Could you print, word for word, the part of the records that opens at their very first line and closes with the line containing "wind-arrow [502, 455, 522, 473]", including both of those lines?

Excerpts from a layout annotation set
* begin *

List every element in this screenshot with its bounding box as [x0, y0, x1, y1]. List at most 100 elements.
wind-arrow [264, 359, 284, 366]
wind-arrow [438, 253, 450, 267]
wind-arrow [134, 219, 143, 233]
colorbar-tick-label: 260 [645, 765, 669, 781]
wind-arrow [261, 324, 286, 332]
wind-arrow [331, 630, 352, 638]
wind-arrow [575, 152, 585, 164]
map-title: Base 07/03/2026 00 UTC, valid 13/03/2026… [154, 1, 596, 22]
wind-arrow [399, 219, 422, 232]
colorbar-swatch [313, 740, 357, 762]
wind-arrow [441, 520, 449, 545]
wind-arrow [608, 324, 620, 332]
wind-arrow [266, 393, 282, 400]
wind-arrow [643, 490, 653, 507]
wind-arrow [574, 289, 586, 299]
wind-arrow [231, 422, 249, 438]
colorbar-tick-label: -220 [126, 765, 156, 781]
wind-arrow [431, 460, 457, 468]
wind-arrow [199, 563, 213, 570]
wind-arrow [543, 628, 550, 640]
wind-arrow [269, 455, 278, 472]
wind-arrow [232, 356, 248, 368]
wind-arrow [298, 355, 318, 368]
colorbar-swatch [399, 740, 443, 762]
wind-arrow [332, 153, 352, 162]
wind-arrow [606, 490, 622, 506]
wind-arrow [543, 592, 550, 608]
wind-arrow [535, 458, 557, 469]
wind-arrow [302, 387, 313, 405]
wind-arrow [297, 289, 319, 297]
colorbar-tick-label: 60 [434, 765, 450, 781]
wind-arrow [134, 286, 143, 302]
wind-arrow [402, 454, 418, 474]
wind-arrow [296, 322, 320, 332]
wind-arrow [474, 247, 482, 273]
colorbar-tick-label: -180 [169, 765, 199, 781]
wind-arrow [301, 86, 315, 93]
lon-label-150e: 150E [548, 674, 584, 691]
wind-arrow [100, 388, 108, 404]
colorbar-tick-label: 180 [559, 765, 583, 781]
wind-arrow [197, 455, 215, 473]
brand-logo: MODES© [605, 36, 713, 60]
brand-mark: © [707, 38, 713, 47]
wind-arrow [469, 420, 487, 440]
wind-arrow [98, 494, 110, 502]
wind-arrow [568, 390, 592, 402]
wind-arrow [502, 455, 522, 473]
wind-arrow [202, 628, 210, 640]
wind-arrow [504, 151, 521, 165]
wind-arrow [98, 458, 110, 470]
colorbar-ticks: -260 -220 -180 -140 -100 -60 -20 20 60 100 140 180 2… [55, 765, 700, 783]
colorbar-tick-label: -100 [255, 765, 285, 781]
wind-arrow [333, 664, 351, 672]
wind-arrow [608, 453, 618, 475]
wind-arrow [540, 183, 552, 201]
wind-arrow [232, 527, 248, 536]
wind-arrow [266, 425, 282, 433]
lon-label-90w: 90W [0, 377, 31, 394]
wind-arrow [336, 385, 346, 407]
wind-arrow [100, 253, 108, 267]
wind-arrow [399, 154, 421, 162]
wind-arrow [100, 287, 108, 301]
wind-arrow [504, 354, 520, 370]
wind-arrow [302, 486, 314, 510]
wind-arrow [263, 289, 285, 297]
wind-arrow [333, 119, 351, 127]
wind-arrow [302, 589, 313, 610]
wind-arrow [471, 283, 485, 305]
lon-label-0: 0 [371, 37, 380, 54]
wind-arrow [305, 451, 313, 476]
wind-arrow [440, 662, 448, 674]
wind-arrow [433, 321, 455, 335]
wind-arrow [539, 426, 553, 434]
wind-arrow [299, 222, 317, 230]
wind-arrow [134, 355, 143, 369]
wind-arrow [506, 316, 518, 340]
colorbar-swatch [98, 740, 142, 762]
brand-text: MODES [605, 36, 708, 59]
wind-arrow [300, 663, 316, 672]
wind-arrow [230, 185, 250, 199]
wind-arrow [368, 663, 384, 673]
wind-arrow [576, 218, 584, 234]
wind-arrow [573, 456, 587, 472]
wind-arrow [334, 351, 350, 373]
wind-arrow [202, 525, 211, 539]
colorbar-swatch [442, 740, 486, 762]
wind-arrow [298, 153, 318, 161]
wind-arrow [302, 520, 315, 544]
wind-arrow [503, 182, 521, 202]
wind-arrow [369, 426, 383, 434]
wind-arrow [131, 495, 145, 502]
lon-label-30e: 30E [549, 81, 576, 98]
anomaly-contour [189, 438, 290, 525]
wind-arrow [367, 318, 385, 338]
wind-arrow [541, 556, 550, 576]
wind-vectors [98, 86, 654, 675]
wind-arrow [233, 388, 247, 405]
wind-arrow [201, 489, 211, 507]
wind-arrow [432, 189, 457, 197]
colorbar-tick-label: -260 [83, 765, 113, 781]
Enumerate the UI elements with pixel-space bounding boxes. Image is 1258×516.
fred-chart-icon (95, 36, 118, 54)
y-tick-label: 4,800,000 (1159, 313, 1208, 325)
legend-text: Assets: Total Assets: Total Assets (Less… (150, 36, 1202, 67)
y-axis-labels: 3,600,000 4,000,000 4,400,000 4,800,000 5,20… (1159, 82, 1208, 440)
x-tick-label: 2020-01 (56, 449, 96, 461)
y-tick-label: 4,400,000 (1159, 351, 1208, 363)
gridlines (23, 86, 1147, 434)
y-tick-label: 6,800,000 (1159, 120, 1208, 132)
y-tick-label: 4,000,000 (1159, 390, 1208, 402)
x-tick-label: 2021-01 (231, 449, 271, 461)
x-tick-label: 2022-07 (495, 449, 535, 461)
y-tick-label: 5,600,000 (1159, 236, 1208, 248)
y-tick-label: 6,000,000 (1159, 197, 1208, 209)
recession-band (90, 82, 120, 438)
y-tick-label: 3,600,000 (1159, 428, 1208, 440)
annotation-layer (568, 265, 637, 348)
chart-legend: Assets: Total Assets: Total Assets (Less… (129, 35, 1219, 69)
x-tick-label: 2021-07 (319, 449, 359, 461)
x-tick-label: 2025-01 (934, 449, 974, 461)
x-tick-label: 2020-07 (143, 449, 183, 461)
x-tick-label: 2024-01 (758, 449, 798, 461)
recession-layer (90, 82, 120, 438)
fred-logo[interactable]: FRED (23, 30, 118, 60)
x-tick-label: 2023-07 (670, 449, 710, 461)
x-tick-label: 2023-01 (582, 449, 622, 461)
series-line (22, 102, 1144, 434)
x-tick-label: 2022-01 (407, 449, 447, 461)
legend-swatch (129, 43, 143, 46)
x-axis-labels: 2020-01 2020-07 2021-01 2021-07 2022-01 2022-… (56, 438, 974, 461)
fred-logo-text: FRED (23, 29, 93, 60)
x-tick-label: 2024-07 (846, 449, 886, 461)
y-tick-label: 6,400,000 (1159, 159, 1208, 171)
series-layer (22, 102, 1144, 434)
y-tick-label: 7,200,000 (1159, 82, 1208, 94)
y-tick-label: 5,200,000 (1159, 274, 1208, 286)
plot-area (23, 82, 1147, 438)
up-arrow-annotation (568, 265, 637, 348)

* end *

**Full answer**
List every element in this screenshot with its bounding box as [x0, y0, x1, y1]. List at most 100 elements.
wind-arrow [264, 359, 284, 366]
wind-arrow [438, 253, 450, 267]
wind-arrow [134, 219, 143, 233]
colorbar-tick-label: 260 [645, 765, 669, 781]
wind-arrow [261, 324, 286, 332]
wind-arrow [331, 630, 352, 638]
wind-arrow [575, 152, 585, 164]
map-title: Base 07/03/2026 00 UTC, valid 13/03/2026… [154, 1, 596, 22]
wind-arrow [399, 219, 422, 232]
colorbar-swatch [313, 740, 357, 762]
wind-arrow [441, 520, 449, 545]
wind-arrow [608, 324, 620, 332]
wind-arrow [266, 393, 282, 400]
wind-arrow [643, 490, 653, 507]
wind-arrow [574, 289, 586, 299]
wind-arrow [231, 422, 249, 438]
colorbar-tick-label: -220 [126, 765, 156, 781]
wind-arrow [431, 460, 457, 468]
wind-arrow [199, 563, 213, 570]
wind-arrow [543, 628, 550, 640]
wind-arrow [269, 455, 278, 472]
wind-arrow [232, 356, 248, 368]
wind-arrow [298, 355, 318, 368]
colorbar-swatch [399, 740, 443, 762]
wind-arrow [332, 153, 352, 162]
wind-arrow [606, 490, 622, 506]
wind-arrow [543, 592, 550, 608]
wind-arrow [535, 458, 557, 469]
wind-arrow [302, 387, 313, 405]
wind-arrow [297, 289, 319, 297]
colorbar-tick-label: 60 [434, 765, 450, 781]
wind-arrow [134, 286, 143, 302]
wind-arrow [402, 454, 418, 474]
wind-arrow [296, 322, 320, 332]
wind-arrow [474, 247, 482, 273]
colorbar-tick-label: -180 [169, 765, 199, 781]
wind-arrow [301, 86, 315, 93]
lon-label-150e: 150E [548, 674, 584, 691]
wind-arrow [100, 388, 108, 404]
colorbar-tick-label: 180 [559, 765, 583, 781]
wind-arrow [197, 455, 215, 473]
brand-logo: MODES© [605, 36, 713, 60]
brand-mark: © [707, 38, 713, 47]
wind-arrow [469, 420, 487, 440]
wind-arrow [98, 494, 110, 502]
wind-arrow [568, 390, 592, 402]
wind-arrow [502, 455, 522, 473]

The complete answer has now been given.